» WORK ITEM: Show each line from the records below in which the word "basic" occurs.

=-=-=-=-=

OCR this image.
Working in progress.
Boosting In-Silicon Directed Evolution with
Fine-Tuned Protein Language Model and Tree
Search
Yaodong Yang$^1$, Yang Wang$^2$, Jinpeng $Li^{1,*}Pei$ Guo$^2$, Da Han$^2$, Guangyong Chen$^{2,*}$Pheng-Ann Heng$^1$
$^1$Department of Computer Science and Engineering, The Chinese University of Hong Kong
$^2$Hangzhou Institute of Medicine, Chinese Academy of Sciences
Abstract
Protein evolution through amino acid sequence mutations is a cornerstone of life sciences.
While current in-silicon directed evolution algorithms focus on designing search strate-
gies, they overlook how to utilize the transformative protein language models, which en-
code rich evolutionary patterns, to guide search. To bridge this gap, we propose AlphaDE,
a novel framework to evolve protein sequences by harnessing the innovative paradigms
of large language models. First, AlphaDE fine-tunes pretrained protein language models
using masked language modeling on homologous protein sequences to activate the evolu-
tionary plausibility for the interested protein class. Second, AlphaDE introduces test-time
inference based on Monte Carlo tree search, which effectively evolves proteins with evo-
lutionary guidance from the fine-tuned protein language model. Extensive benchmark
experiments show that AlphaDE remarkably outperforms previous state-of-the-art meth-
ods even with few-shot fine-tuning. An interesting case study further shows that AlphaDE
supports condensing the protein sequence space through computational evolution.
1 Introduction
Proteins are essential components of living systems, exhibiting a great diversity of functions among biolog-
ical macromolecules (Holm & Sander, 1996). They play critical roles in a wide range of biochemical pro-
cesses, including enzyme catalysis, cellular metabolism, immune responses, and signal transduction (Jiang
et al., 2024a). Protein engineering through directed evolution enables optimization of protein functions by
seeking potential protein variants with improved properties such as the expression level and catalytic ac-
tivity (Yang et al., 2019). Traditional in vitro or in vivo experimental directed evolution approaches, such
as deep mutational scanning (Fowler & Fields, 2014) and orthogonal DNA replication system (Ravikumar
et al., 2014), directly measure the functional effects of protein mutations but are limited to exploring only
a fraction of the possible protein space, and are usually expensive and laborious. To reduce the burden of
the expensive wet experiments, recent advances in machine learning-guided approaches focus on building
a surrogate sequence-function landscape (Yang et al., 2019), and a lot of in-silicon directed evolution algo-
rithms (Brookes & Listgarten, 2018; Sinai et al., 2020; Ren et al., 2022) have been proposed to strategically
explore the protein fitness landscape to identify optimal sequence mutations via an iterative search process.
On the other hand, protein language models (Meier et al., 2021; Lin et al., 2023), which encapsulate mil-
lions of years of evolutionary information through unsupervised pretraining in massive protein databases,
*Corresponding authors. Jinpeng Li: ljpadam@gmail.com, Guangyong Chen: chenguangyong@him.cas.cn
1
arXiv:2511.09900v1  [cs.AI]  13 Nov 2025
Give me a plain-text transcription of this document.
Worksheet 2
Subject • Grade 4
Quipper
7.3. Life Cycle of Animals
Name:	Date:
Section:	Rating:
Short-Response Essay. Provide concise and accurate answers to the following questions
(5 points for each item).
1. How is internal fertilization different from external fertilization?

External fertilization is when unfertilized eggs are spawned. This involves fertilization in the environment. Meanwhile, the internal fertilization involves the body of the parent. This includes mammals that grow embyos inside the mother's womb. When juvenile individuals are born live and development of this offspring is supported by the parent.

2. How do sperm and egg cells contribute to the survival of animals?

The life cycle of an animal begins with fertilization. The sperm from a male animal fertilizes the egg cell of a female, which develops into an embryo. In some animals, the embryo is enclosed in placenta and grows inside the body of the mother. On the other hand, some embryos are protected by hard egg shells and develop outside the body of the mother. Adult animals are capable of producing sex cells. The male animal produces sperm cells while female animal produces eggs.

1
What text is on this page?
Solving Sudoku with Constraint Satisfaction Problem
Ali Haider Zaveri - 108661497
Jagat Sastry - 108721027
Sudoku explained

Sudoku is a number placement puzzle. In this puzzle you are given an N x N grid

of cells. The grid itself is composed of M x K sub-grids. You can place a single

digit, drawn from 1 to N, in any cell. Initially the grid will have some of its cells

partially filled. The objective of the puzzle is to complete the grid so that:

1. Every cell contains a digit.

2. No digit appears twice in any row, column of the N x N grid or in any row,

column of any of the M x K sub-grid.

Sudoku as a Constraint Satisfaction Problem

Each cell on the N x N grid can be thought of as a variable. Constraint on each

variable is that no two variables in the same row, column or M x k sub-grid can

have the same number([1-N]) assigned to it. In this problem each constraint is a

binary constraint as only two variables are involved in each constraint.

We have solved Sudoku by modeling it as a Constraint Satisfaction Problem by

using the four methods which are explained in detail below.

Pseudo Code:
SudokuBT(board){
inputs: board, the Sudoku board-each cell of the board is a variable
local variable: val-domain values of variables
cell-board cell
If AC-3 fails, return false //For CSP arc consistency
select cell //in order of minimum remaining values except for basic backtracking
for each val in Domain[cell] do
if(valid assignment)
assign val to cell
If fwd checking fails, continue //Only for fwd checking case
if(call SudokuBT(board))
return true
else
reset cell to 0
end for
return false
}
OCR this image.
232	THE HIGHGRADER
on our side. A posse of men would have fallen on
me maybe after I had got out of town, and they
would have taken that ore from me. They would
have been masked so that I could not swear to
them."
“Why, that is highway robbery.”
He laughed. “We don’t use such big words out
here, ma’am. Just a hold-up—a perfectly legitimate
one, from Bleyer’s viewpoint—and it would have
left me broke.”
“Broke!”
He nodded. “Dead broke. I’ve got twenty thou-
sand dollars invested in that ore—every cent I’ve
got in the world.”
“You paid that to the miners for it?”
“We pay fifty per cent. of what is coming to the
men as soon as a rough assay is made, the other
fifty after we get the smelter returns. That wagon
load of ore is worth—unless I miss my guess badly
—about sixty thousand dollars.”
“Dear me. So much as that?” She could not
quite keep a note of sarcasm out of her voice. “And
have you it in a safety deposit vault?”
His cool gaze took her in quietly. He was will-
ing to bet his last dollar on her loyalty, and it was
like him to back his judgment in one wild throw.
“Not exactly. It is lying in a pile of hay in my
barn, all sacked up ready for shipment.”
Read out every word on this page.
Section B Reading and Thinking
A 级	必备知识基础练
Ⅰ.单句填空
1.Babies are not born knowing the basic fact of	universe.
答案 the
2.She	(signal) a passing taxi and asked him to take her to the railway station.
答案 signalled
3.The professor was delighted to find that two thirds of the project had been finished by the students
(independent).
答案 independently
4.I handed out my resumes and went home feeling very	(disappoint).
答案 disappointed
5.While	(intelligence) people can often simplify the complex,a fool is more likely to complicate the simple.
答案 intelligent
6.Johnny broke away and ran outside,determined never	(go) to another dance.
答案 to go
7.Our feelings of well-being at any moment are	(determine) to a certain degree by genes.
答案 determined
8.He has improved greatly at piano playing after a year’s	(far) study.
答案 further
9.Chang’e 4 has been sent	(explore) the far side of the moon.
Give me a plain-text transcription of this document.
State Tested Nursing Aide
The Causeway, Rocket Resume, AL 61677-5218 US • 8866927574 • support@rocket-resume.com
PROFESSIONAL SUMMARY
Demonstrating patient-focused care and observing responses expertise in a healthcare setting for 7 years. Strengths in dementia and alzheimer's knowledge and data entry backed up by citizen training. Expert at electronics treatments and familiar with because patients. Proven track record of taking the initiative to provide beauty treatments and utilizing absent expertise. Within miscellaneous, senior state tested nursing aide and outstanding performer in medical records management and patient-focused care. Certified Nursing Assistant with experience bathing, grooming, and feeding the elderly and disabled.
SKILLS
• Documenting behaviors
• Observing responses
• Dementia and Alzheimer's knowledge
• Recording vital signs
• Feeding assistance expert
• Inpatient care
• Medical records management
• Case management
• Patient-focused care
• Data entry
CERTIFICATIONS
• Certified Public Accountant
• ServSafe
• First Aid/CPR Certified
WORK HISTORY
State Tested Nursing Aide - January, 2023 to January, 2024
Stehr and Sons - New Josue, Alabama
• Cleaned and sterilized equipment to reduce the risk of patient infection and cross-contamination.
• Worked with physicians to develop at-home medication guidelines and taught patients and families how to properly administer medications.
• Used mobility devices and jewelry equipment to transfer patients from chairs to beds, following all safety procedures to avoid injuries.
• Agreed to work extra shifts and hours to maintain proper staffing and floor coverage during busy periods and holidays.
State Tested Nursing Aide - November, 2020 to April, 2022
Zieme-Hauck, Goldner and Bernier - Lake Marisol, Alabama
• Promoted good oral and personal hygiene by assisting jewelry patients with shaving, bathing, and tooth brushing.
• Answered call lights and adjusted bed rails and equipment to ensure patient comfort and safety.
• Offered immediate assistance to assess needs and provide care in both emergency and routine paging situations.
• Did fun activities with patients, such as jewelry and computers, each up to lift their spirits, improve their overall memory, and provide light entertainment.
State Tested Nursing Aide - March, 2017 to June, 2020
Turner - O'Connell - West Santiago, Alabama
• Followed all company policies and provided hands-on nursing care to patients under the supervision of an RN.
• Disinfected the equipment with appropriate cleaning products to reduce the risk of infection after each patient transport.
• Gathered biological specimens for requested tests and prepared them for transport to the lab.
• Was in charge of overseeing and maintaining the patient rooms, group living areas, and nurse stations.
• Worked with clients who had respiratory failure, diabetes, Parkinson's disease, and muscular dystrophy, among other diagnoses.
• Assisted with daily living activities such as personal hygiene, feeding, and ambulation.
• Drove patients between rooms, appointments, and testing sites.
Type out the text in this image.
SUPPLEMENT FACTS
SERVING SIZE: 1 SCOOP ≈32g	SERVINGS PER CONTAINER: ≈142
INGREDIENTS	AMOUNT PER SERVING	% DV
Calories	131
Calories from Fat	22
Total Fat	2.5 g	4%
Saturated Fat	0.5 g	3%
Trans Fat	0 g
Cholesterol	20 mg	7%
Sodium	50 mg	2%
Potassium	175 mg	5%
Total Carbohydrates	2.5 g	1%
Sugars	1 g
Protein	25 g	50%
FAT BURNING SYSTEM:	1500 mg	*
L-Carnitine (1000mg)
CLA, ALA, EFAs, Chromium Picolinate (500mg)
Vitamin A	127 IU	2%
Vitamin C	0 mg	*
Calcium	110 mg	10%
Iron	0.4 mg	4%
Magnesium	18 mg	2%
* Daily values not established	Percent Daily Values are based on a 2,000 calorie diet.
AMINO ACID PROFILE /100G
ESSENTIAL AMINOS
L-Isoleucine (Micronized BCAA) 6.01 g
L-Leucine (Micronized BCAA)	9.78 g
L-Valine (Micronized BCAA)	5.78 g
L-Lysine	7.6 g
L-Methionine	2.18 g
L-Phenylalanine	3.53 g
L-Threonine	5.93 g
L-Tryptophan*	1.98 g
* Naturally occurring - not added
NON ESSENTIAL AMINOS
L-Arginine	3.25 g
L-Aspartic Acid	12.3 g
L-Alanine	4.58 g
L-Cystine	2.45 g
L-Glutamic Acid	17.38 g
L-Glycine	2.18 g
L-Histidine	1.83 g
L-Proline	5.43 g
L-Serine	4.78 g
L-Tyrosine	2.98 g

=-=-=-=-=

» EXERCISE RESPONSE:
select cell //in order of minimum remaining values except for basic backtracking
1.Babies are not born knowing the basic fact of	universe.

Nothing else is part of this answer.